## INSTRUCTION
Using the entries that follow, state how many lines contain the word "пункта". The response is that number and nothing more.

A block of data

## Start

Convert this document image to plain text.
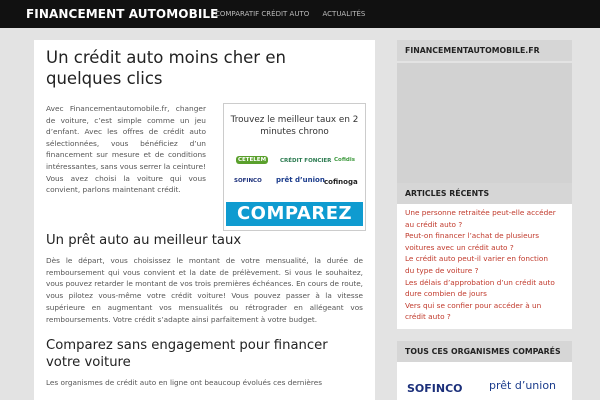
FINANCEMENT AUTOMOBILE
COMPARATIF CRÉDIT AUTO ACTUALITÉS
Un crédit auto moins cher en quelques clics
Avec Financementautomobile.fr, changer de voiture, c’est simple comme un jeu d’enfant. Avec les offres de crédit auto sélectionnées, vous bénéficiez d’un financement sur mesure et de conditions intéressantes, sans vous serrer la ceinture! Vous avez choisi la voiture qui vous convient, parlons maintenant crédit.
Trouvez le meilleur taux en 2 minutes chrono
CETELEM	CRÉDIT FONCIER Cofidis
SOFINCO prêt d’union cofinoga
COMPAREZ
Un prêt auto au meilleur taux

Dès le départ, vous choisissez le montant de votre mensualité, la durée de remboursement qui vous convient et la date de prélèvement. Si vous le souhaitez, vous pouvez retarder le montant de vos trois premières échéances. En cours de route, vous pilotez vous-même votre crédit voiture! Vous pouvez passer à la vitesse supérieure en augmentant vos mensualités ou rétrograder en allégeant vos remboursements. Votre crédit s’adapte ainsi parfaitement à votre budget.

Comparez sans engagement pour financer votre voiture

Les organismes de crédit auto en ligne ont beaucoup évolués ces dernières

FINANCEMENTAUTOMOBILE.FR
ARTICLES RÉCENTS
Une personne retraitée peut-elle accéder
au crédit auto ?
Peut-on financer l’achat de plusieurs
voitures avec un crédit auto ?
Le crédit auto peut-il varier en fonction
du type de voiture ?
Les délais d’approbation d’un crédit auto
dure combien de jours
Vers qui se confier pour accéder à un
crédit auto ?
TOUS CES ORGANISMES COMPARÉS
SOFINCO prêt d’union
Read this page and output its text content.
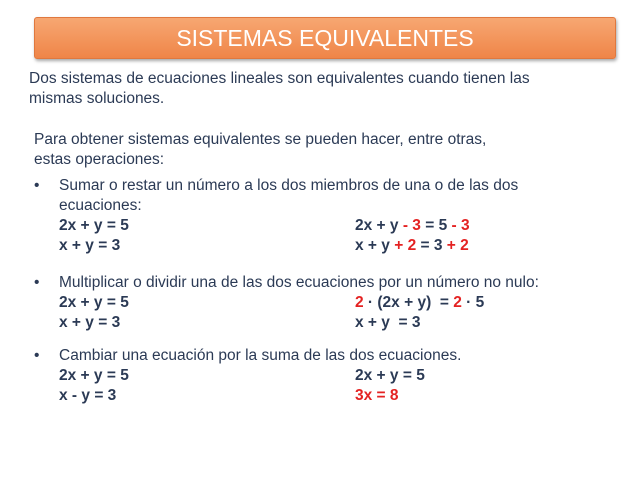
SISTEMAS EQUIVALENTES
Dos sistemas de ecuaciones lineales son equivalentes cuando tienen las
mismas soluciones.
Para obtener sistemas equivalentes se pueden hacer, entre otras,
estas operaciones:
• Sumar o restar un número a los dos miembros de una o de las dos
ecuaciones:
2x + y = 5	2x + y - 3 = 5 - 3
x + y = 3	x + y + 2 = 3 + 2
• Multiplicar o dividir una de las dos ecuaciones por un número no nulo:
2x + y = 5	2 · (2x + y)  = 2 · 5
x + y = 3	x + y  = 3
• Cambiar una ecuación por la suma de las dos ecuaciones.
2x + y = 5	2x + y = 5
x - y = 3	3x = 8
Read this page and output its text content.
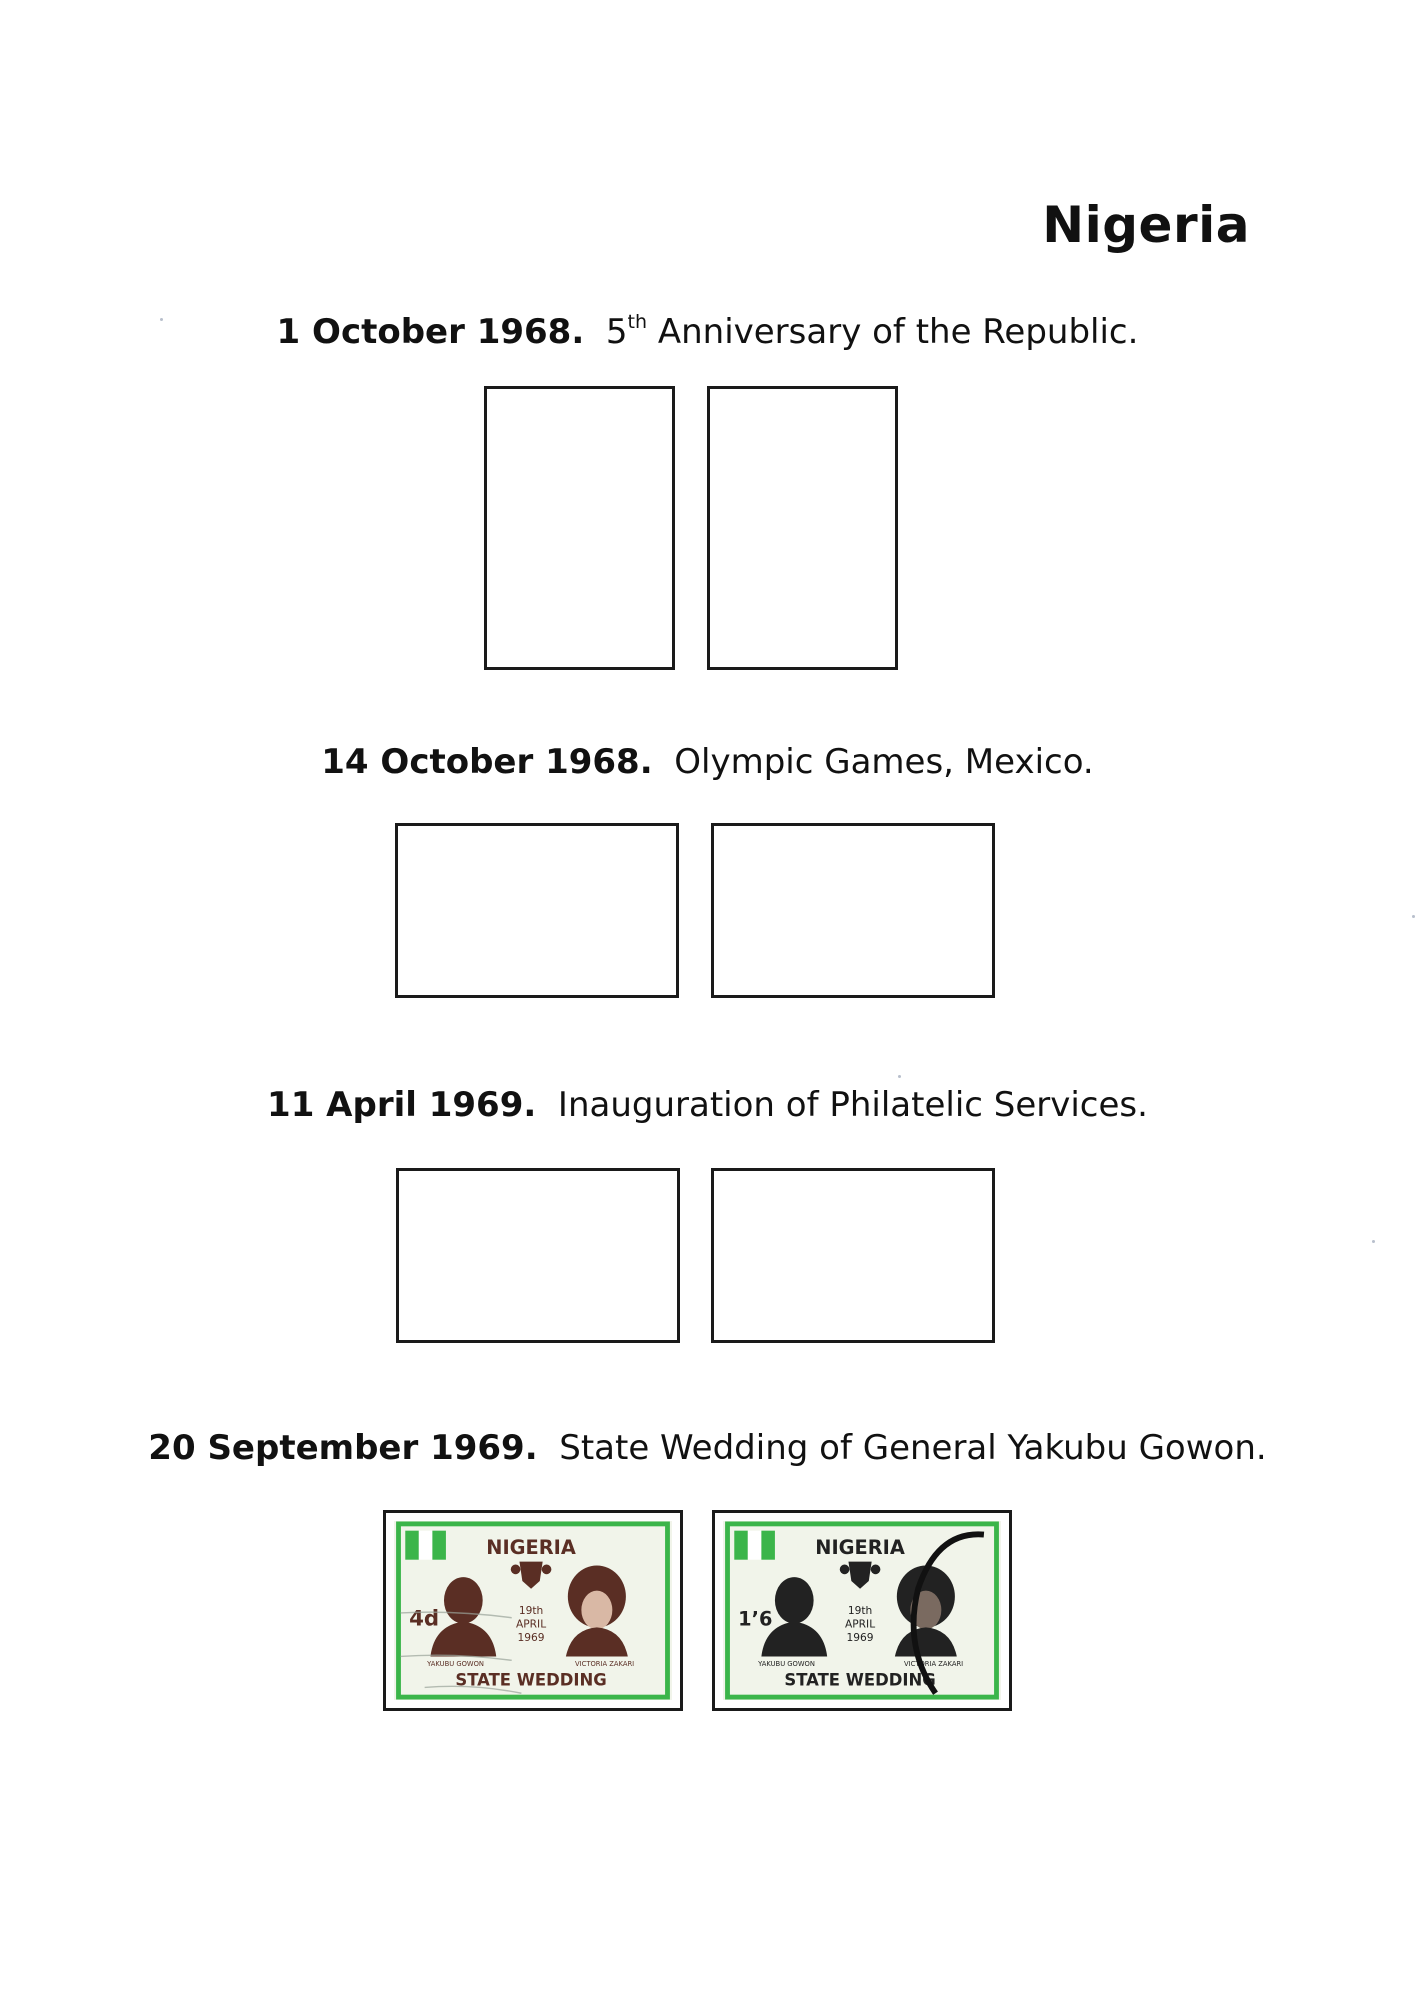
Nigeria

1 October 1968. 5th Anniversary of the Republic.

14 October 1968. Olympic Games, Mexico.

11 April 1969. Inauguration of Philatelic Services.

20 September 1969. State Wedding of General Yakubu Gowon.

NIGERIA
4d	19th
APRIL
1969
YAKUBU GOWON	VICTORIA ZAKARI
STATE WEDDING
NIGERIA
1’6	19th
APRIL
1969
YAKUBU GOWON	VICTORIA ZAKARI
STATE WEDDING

## End
## Start

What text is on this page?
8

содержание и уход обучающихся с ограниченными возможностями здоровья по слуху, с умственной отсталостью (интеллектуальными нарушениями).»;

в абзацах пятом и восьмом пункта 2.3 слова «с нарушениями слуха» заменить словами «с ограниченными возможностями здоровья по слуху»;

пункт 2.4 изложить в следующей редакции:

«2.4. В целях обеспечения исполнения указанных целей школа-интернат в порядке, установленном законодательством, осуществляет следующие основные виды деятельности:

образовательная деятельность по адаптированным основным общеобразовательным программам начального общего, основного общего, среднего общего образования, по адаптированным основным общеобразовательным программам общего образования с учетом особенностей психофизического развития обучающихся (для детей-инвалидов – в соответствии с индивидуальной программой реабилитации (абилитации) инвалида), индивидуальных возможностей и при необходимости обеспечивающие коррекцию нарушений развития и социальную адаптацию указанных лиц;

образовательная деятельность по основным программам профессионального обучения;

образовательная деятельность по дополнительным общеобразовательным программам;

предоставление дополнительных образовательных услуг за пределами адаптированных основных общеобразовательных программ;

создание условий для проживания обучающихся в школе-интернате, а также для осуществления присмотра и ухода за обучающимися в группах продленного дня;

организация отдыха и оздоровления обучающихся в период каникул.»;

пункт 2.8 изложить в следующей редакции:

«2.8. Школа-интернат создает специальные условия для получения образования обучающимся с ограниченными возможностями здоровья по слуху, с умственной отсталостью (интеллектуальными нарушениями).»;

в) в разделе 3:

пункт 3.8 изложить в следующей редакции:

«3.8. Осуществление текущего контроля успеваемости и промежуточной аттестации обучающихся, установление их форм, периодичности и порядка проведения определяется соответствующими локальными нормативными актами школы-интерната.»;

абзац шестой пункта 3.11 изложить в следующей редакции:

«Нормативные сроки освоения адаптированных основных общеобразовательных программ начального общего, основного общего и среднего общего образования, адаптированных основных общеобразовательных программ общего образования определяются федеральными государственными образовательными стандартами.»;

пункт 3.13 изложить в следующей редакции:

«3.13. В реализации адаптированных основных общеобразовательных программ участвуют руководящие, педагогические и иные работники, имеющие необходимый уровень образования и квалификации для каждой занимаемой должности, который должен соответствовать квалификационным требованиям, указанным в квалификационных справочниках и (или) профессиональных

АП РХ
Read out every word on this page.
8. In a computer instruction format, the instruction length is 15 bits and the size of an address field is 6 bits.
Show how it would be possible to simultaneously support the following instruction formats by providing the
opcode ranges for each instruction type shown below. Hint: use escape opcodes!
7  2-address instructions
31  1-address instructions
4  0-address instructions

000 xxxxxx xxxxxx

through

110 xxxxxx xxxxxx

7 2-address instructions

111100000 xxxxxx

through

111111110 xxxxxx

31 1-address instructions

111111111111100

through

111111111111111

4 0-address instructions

## End
## Start

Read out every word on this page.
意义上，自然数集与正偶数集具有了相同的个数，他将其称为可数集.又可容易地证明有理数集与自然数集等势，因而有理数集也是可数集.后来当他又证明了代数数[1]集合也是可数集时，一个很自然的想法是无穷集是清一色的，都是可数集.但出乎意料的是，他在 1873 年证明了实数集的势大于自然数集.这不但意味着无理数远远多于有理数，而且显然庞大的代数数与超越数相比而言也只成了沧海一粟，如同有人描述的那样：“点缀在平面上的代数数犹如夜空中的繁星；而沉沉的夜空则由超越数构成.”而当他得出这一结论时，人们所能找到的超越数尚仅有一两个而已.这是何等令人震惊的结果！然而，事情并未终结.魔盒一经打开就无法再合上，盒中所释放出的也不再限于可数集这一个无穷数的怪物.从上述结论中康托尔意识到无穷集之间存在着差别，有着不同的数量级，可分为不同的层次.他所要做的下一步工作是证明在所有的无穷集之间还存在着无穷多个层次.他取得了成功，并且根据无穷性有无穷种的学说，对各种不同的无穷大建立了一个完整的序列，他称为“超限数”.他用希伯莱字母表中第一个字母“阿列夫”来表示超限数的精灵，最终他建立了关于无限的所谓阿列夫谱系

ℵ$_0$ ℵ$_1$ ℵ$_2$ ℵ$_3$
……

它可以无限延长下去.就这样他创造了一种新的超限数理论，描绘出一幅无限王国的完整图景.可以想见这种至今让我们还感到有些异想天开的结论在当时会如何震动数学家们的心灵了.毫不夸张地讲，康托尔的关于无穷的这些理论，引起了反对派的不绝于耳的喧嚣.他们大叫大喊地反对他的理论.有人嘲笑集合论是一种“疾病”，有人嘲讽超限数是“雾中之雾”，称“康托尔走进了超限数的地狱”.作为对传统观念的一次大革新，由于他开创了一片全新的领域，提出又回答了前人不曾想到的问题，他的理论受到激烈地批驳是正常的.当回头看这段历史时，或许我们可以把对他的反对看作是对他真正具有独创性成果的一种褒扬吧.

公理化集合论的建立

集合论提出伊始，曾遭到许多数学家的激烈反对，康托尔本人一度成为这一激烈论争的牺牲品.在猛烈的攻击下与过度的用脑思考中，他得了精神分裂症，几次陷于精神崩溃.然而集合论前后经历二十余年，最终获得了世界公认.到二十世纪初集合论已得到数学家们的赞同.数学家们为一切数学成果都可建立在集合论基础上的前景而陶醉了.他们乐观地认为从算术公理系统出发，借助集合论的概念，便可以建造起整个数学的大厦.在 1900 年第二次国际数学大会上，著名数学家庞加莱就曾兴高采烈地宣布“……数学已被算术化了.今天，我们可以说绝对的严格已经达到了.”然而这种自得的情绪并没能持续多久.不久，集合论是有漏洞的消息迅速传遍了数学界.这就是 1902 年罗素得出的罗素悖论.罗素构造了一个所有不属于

## End

## CORRECT ANSWER
2